Task:
List all the lines in these records that hold "survey".

[Records]
::::::::::

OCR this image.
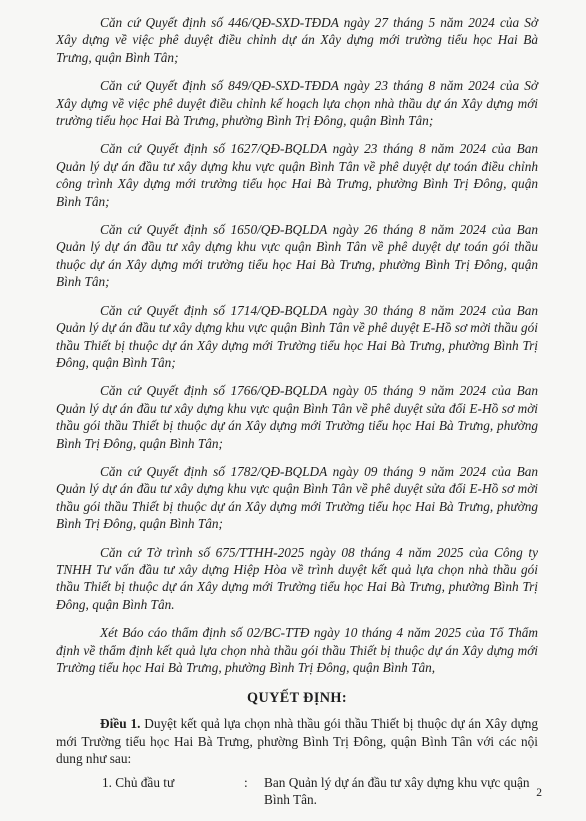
Căn cứ Quyết định số 446/QĐ-SXD-TĐDA ngày 27 tháng 5 năm 2024 của Sở Xây dựng về việc phê duyệt điều chỉnh dự án Xây dựng mới trường tiểu học Hai Bà Trưng, quận Bình Tân;

Căn cứ Quyết định số 849/QĐ-SXD-TĐDA ngày 23 tháng 8 năm 2024 của Sở Xây dựng về việc phê duyệt điều chỉnh kế hoạch lựa chọn nhà thầu dự án Xây dựng mới trường tiểu học Hai Bà Trưng, phường Bình Trị Đông, quận Bình Tân;

Căn cứ Quyết định số 1627/QĐ-BQLDA ngày 23 tháng 8 năm 2024 của Ban Quản lý dự án đầu tư xây dựng khu vực quận Bình Tân về phê duyệt dự toán điều chỉnh công trình Xây dựng mới trường tiểu học Hai Bà Trưng, phường Bình Trị Đông, quận Bình Tân;

Căn cứ Quyết định số 1650/QĐ-BQLDA ngày 26 tháng 8 năm 2024 của Ban Quản lý dự án đầu tư xây dựng khu vực quận Bình Tân về phê duyệt dự toán gói thầu thuộc dự án Xây dựng mới trường tiểu học Hai Bà Trưng, phường Bình Trị Đông, quận Bình Tân;

Căn cứ Quyết định số 1714/QĐ-BQLDA ngày 30 tháng 8 năm 2024 của Ban Quản lý dự án đầu tư xây dựng khu vực quận Bình Tân về phê duyệt E-Hồ sơ mời thầu gói thầu Thiết bị thuộc dự án Xây dựng mới Trường tiểu học Hai Bà Trưng, phường Bình Trị Đông, quận Bình Tân;

Căn cứ Quyết định số 1766/QĐ-BQLDA ngày 05 tháng 9 năm 2024 của Ban Quản lý dự án đầu tư xây dựng khu vực quận Bình Tân về phê duyệt sửa đổi E-Hồ sơ mời thầu gói thầu Thiết bị thuộc dự án Xây dựng mới Trường tiểu học Hai Bà Trưng, phường Bình Trị Đông, quận Bình Tân;

Căn cứ Quyết định số 1782/QĐ-BQLDA ngày 09 tháng 9 năm 2024 của Ban Quản lý dự án đầu tư xây dựng khu vực quận Bình Tân về phê duyệt sửa đổi E-Hồ sơ mời thầu gói thầu Thiết bị thuộc dự án Xây dựng mới Trường tiểu học Hai Bà Trưng, phường Bình Trị Đông, quận Bình Tân;

Căn cứ Tờ trình số 675/TTHH-2025 ngày 08 tháng 4 năm 2025 của Công ty TNHH Tư vấn đầu tư xây dựng Hiệp Hòa về trình duyệt kết quả lựa chọn nhà thầu gói thầu Thiết bị thuộc dự án Xây dựng mới Trường tiểu học Hai Bà Trưng, phường Bình Trị Đông, quận Bình Tân.

Xét Báo cáo thẩm định số 02/BC-TTĐ ngày 10 tháng 4 năm 2025 của Tổ Thẩm định về thẩm định kết quả lựa chọn nhà thầu gói thầu Thiết bị thuộc dự án Xây dựng mới Trường tiểu học Hai Bà Trưng, phường Bình Trị Đông, quận Bình Tân,

QUYẾT ĐỊNH:

Điều 1. Duyệt kết quả lựa chọn nhà thầu gói thầu Thiết bị thuộc dự án Xây dựng mới Trường tiểu học Hai Bà Trưng, phường Bình Trị Đông, quận Bình Tân với các nội dung như sau:

1. Chủ đầu tư	:	Ban Quản lý dự án đầu tư xây dựng khu vực quận Bình Tân.	2
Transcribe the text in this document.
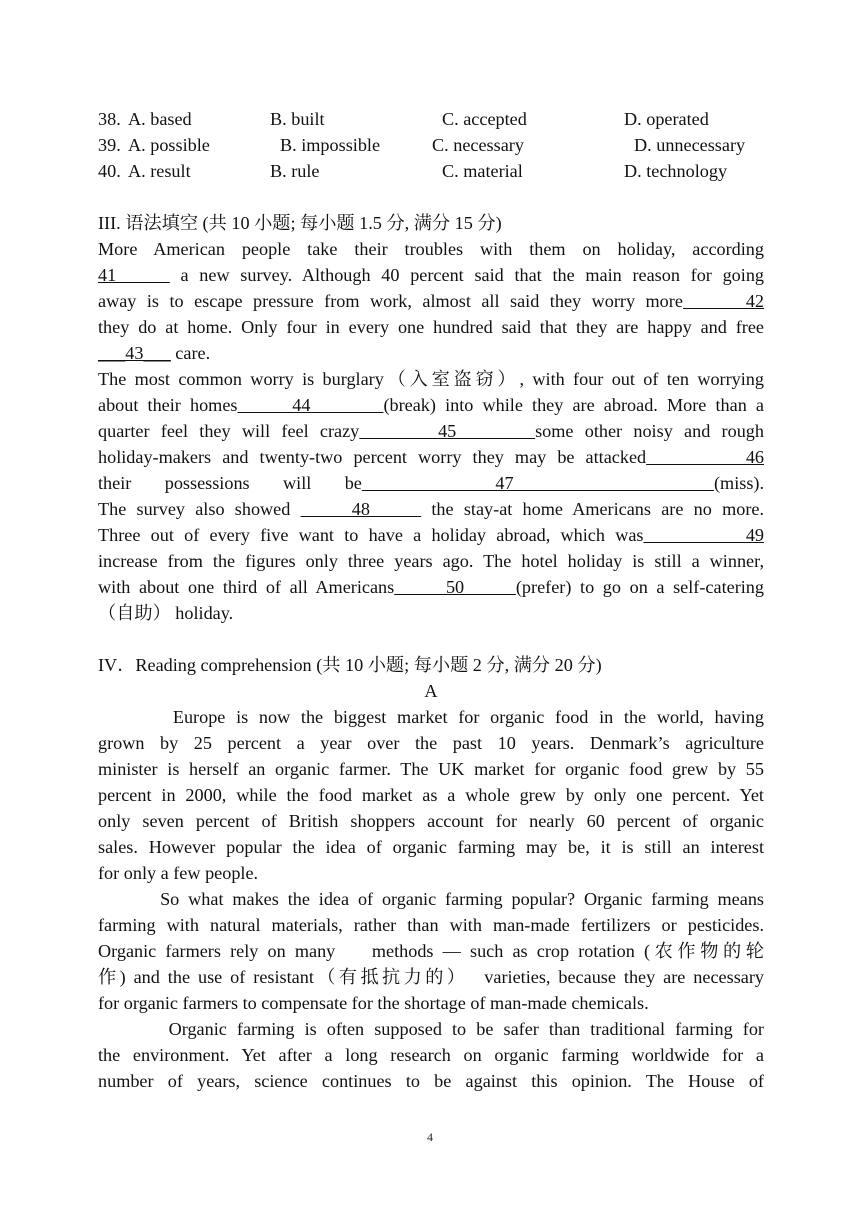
38. A. based	B. built	C. accepted	D. operated
39. A. possible	B. impossible	C. necessary	D. unnecessary
40. A. result	B. rule	C. material	D. technology
III. 语法填空 (共 10 小题; 每小题 1.5 分, 满分 15 分)
More American people take their troubles with them on holiday, according
41      a new survey. Although 40 percent said that the main reason for going
away is to escape pressure from work, almost all said they worry more      42
they do at home. Only four in every one hundred said that they are happy and free
___43___ care.
The most common worry is burglary（入室盗窃）, with four out of ten worrying
about their homes      44        (break) into while they are abroad. More than a
quarter feel they will feel crazy       45       some other noisy and rough
holiday-makers and twenty-two percent worry they may be attacked         46
their possessions will be    47      (miss).
The survey also showed      48      the stay-at home Americans are no more.
Three out of every five want to have a holiday abroad, which was          49
increase from the figures only three years ago. The hotel holiday is still a winner,
with about one third of all Americans      50      (prefer) to go on a self-catering
（自助） holiday.
IV．Reading comprehension (共 10 小题; 每小题 2 分, 满分 20 分)
A
Europe is now the biggest market for organic food in the world, having
grown by 25 percent a year over the past 10 years. Denmark’s agriculture
minister is herself an organic farmer. The UK market for organic food grew by 55
percent in 2000, while the food market as a whole grew by only one percent. Yet
only seven percent of British shoppers account for nearly 60 percent of organic
sales. However popular the idea of organic farming may be, it is still an interest
for only a few people.
So what makes the idea of organic farming popular? Organic farming means
farming with natural materials, rather than with man-made fertilizers or pesticides.
Organic farmers rely on many    methods — such as crop rotation (农作物的轮
作) and the use of resistant（有抵抗力的）  varieties, because they are necessary
for organic farmers to compensate for the shortage of man-made chemicals.
Organic farming is often supposed to be safer than traditional farming for
the environment. Yet after a long research on organic farming worldwide for a
number of years, science continues to be against this opinion. The House of
4
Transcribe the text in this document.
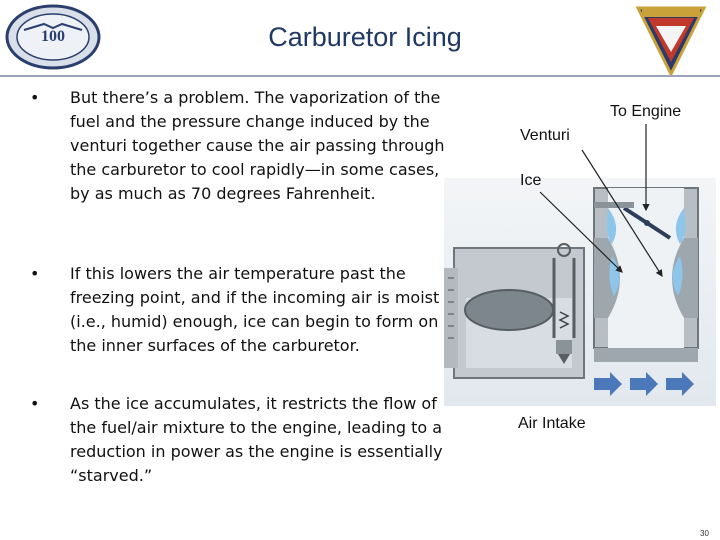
100	Carburetor Icing
• But there’s a problem. The vaporization of the fuel and the pressure change induced by the venturi together cause the air passing through the carburetor to cool rapidly—in some cases, by as much as 70 degrees Fahrenheit.
• If this lowers the air temperature past the freezing point, and if the incoming air is moist (i.e., humid) enough, ice can begin to form on the inner surfaces of the carburetor.
• As the ice accumulates, it restricts the flow of the fuel/air mixture to the engine, leading to a reduction in power as the engine is essentially “starved.”
To Engine
Venturi
Ice
Air Intake
30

::::::::::

Task response:
41      a new survey. Although 40 percent said that the main reason for going
The survey also showed      48      the stay-at home Americans are no more.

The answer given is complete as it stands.